Exercise set -
1. According to the Unchiprang Camp report, how many Rohingya refugees now live in the tent city?
2. Please rewrite the Unchiprang Camp report between "Unchiprang Camp, 17" and "with depleting resources.", inclusive, substituting "settlement" for "tent city".

Source document -
“I am worried because I will be giving birth soon. I need things for my baby: water, clothes, and medical treatment. I have no other relatives to help us.”
Unchiprang Camp, 17 October 2017 — The lush green fields open up to a hillside stripped bare to accommodate a tent city now home to more than 29,000 Rohingya refugees who have fled over to Bangladesh in a fresh wave of influx which started on August 25. Every day, numbers are increasing as new arrivals join the already overburdened camp with depleting resources.
It was more than a month ago when Sumayrha, 40, arrived in Unchiprang. She said she was fortunate to endure the perilous journey across the border, and passing through forests, paddy field, deep-mud and creeks into Bangladesh on foot. As far as she knows, her entire village was burned to the ground leaving nothing out of her poor town in neighboring Myanmar.
Now, Sumayrha’s family lives in a flimsy tent made of bamboo poles, tattered tarpaulins, and thin plastic sheets, while the floor is covered with clay already dampened by the monsoon rain.

Data extract -
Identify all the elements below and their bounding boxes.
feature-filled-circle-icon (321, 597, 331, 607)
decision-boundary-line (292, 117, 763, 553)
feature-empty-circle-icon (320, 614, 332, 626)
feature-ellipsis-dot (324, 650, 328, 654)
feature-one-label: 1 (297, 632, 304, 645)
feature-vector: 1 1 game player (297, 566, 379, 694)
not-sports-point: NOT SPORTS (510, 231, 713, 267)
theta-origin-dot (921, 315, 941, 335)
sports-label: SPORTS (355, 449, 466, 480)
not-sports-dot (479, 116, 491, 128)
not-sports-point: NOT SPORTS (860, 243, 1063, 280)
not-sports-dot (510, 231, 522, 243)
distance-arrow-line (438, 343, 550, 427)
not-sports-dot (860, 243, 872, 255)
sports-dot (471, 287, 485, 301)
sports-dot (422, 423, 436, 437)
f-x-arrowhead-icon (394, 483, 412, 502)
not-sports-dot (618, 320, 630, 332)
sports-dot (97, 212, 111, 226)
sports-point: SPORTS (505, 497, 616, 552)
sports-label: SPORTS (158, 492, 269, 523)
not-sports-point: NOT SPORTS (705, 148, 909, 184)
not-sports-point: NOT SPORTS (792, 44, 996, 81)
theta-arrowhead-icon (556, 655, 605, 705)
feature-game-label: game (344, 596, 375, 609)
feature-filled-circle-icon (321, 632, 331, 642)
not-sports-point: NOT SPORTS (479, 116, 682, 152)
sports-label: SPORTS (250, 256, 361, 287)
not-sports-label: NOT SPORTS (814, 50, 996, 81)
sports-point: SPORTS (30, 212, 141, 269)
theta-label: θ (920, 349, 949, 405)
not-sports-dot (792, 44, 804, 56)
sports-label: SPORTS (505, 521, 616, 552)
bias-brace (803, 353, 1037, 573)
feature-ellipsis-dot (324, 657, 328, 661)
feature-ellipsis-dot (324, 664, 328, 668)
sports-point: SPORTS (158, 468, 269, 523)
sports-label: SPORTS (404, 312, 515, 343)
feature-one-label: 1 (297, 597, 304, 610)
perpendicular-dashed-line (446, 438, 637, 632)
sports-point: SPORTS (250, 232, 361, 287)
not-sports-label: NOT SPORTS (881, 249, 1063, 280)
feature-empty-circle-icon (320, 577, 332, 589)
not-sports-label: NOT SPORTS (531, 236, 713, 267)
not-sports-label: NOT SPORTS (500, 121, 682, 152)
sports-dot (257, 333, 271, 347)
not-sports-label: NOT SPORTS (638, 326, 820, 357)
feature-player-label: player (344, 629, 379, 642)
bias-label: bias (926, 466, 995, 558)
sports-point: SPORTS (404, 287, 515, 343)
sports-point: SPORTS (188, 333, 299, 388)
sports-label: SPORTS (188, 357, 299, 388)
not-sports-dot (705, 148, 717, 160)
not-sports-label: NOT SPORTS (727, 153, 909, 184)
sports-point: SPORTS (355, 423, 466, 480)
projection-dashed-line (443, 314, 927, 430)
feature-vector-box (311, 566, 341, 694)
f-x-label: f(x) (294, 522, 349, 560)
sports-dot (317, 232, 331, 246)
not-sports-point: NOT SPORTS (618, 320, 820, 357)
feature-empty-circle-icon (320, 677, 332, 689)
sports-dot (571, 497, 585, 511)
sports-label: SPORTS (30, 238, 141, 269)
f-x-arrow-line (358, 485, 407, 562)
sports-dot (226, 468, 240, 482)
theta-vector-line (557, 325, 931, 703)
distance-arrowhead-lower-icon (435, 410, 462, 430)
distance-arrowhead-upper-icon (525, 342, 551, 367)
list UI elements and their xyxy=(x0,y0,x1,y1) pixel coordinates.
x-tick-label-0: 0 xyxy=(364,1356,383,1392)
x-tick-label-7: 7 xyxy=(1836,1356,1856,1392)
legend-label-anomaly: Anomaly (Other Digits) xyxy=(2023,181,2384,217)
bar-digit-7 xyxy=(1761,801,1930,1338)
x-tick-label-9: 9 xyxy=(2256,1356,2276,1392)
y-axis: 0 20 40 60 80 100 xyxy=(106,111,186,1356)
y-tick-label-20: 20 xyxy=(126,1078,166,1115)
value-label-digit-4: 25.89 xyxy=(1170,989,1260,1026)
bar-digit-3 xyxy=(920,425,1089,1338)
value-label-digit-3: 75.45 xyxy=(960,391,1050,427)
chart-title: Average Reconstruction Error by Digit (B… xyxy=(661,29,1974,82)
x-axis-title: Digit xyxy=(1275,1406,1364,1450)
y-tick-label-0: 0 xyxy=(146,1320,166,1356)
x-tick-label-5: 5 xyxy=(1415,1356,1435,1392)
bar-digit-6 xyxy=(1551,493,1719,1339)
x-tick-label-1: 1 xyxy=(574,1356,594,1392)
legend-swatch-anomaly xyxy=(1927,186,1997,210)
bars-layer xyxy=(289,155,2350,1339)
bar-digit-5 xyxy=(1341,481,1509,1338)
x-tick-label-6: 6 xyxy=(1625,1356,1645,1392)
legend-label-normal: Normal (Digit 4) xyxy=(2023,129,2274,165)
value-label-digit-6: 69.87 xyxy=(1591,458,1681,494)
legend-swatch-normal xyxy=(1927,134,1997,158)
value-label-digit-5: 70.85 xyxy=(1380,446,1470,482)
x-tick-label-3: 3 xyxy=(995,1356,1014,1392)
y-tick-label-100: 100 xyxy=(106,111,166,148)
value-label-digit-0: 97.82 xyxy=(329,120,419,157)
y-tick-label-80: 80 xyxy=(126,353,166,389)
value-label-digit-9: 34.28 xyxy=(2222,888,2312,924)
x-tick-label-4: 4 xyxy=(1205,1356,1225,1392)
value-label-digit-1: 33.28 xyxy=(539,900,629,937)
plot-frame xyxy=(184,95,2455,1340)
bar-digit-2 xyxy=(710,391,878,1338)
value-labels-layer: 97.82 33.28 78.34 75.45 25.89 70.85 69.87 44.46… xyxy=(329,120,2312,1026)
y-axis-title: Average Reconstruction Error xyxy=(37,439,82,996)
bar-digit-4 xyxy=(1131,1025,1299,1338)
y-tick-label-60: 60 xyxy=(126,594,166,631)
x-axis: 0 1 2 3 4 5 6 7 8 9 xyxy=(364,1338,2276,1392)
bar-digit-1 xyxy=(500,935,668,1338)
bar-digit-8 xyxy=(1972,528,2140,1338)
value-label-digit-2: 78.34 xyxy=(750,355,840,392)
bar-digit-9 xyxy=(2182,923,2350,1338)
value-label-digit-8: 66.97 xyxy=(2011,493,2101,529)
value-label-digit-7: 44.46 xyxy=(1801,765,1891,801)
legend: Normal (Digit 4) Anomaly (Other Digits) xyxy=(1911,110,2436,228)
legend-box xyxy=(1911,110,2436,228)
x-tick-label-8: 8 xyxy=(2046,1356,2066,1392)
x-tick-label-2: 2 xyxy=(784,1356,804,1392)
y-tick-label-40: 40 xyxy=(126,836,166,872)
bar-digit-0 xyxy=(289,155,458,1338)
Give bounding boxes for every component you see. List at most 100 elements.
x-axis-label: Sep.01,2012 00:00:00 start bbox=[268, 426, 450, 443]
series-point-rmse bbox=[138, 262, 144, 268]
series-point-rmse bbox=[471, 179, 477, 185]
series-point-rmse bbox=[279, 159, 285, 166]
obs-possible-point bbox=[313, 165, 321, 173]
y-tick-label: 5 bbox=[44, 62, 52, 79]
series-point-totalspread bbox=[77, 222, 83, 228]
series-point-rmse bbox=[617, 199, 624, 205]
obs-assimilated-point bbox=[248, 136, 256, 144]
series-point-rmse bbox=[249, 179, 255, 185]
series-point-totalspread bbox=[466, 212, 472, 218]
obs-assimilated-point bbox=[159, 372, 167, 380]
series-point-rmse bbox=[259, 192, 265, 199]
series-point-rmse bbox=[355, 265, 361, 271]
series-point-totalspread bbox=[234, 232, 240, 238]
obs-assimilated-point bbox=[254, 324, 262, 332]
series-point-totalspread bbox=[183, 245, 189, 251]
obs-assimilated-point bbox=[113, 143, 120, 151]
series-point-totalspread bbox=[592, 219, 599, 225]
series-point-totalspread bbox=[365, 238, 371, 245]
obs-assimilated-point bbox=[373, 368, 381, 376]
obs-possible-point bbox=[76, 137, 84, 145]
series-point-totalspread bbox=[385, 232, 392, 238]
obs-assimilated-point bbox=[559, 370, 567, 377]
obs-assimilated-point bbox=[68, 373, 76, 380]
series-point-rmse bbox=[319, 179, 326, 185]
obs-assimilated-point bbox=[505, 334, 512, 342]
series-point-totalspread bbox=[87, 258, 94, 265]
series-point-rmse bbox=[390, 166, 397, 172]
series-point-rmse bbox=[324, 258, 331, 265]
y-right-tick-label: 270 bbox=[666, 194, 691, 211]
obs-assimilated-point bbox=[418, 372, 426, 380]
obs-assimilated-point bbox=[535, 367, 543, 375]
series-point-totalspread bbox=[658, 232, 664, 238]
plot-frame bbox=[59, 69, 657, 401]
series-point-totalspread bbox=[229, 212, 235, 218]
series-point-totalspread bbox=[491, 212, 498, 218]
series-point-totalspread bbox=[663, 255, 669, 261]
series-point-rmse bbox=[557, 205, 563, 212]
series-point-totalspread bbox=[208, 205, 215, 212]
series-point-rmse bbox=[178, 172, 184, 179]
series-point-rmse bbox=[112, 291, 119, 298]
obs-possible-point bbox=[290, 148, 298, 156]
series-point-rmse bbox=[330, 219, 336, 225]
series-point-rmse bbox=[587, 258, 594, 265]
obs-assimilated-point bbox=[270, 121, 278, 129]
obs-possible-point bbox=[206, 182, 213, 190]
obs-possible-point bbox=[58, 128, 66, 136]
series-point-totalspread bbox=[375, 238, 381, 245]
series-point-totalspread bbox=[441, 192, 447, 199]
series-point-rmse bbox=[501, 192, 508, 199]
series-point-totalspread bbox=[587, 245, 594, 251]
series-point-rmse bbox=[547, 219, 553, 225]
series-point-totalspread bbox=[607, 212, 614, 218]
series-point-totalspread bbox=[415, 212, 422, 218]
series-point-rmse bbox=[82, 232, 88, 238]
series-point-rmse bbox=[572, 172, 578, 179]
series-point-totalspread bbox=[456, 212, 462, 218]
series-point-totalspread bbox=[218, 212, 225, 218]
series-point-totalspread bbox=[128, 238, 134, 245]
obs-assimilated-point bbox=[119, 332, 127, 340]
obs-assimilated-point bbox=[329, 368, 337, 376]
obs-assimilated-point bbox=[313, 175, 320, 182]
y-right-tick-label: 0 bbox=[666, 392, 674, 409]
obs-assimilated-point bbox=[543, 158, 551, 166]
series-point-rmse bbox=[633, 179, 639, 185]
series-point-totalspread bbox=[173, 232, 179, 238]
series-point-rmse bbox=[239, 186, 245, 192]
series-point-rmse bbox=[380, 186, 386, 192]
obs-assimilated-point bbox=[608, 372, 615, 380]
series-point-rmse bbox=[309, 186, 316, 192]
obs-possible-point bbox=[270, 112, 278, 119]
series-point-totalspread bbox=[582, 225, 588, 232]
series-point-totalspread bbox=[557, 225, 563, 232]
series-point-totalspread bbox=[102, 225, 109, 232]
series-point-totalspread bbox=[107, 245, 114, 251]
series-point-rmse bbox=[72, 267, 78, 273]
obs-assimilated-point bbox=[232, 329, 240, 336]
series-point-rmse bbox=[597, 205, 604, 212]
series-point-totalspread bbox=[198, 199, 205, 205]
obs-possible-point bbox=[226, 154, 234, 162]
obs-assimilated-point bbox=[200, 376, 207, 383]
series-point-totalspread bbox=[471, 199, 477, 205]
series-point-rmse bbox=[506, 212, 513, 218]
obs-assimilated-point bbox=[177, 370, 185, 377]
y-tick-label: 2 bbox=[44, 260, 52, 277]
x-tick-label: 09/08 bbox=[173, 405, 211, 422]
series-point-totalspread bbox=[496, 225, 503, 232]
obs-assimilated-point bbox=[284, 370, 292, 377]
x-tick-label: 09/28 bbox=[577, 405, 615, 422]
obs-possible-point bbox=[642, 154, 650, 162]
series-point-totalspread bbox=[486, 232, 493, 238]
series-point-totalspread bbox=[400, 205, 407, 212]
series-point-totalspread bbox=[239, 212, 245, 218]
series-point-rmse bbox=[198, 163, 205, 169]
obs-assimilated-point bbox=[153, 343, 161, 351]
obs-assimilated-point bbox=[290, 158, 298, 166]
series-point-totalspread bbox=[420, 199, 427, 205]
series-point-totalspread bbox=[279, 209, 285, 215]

Exercise answers -
1. More than 29,000

2.
Unchiprang Camp, 17 October 2017 — The lush green fields open up to a hillside stripped bare to accommodate a settlement now home to more than 29,000 Rohingya refugees who have fled over to Bangladesh in a fresh wave of influx which started on August 25. Every day, numbers are increasing as new arrivals join the already overburdened camp with depleting resources.